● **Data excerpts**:

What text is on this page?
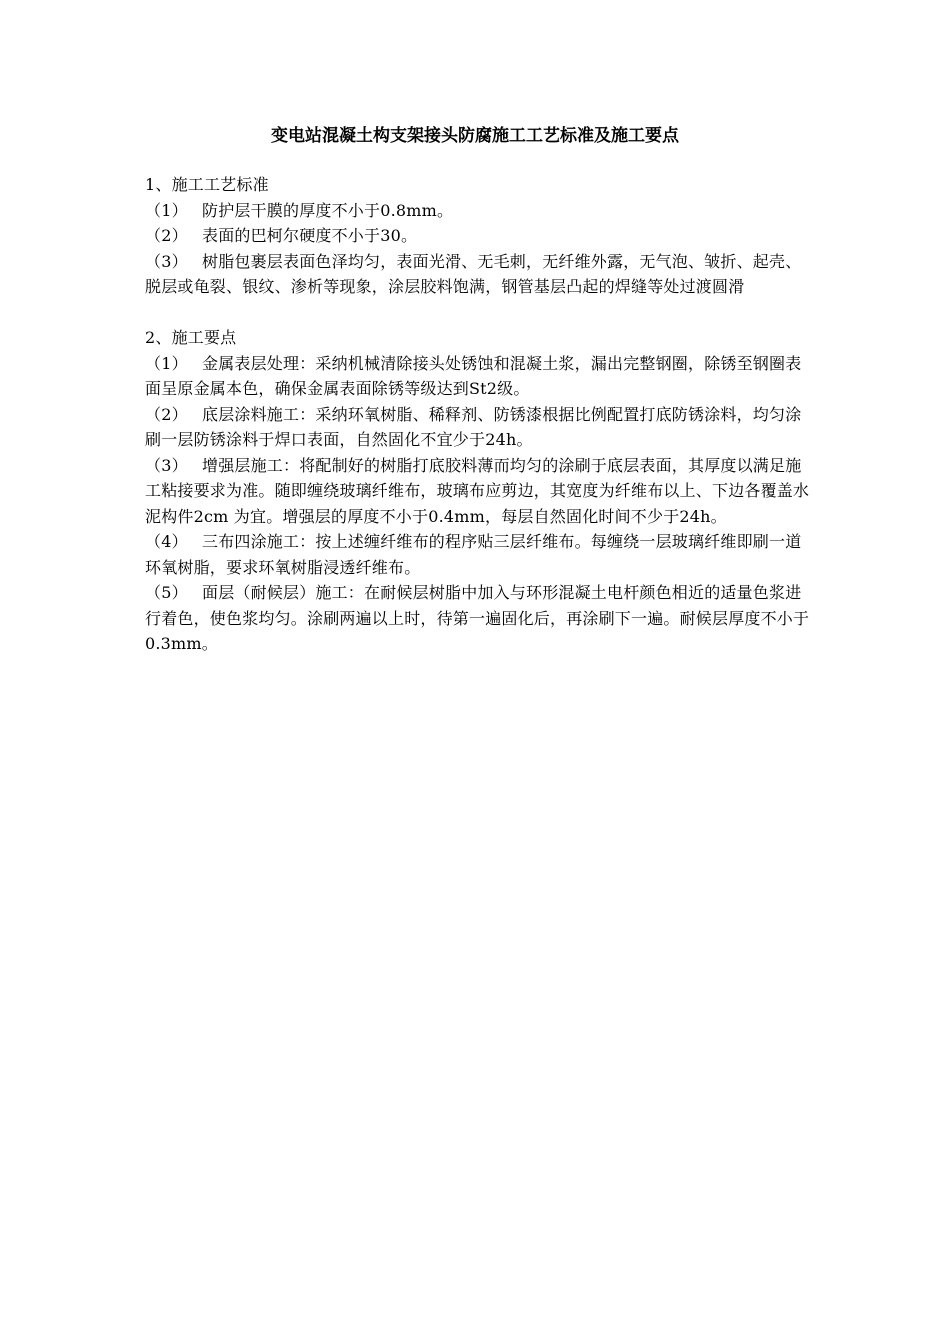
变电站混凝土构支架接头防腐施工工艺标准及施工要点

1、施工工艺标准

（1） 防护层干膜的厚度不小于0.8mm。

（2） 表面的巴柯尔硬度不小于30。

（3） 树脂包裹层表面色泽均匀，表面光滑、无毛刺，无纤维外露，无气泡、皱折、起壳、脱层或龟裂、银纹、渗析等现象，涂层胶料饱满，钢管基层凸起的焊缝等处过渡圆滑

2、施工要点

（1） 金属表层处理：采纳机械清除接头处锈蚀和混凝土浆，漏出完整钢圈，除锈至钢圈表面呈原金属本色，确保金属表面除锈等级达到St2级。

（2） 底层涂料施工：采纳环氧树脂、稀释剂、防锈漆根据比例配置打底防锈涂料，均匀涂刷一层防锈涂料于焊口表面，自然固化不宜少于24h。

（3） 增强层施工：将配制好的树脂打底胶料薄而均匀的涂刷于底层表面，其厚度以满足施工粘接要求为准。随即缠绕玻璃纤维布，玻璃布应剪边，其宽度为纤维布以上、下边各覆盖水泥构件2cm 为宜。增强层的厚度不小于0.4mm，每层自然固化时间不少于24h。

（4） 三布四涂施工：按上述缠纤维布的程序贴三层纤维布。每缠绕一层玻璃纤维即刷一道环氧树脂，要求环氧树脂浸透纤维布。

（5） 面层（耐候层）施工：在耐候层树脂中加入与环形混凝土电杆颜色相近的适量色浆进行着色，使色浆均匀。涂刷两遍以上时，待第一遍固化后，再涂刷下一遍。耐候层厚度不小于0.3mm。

● **GIVEN REQUEST**: Give the data above again in full and unchanged, skipping the pictures.

● **THE ANSWER**:
What text is on this page?
变电站混凝土构支架接头防腐施工工艺标准及施工要点

1、施工工艺标准

（1） 防护层干膜的厚度不小于0.8mm。

（2） 表面的巴柯尔硬度不小于30。

（3） 树脂包裹层表面色泽均匀，表面光滑、无毛刺，无纤维外露，无气泡、皱折、起壳、脱层或龟裂、银纹、渗析等现象，涂层胶料饱满，钢管基层凸起的焊缝等处过渡圆滑

2、施工要点

（1） 金属表层处理：采纳机械清除接头处锈蚀和混凝土浆，漏出完整钢圈，除锈至钢圈表面呈原金属本色，确保金属表面除锈等级达到St2级。

（2） 底层涂料施工：采纳环氧树脂、稀释剂、防锈漆根据比例配置打底防锈涂料，均匀涂刷一层防锈涂料于焊口表面，自然固化不宜少于24h。

（3） 增强层施工：将配制好的树脂打底胶料薄而均匀的涂刷于底层表面，其厚度以满足施工粘接要求为准。随即缠绕玻璃纤维布，玻璃布应剪边，其宽度为纤维布以上、下边各覆盖水泥构件2cm 为宜。增强层的厚度不小于0.4mm，每层自然固化时间不少于24h。

（4） 三布四涂施工：按上述缠纤维布的程序贴三层纤维布。每缠绕一层玻璃纤维即刷一道环氧树脂，要求环氧树脂浸透纤维布。

（5） 面层（耐候层）施工：在耐候层树脂中加入与环形混凝土电杆颜色相近的适量色浆进行着色，使色浆均匀。涂刷两遍以上时，待第一遍固化后，再涂刷下一遍。耐候层厚度不小于0.3mm。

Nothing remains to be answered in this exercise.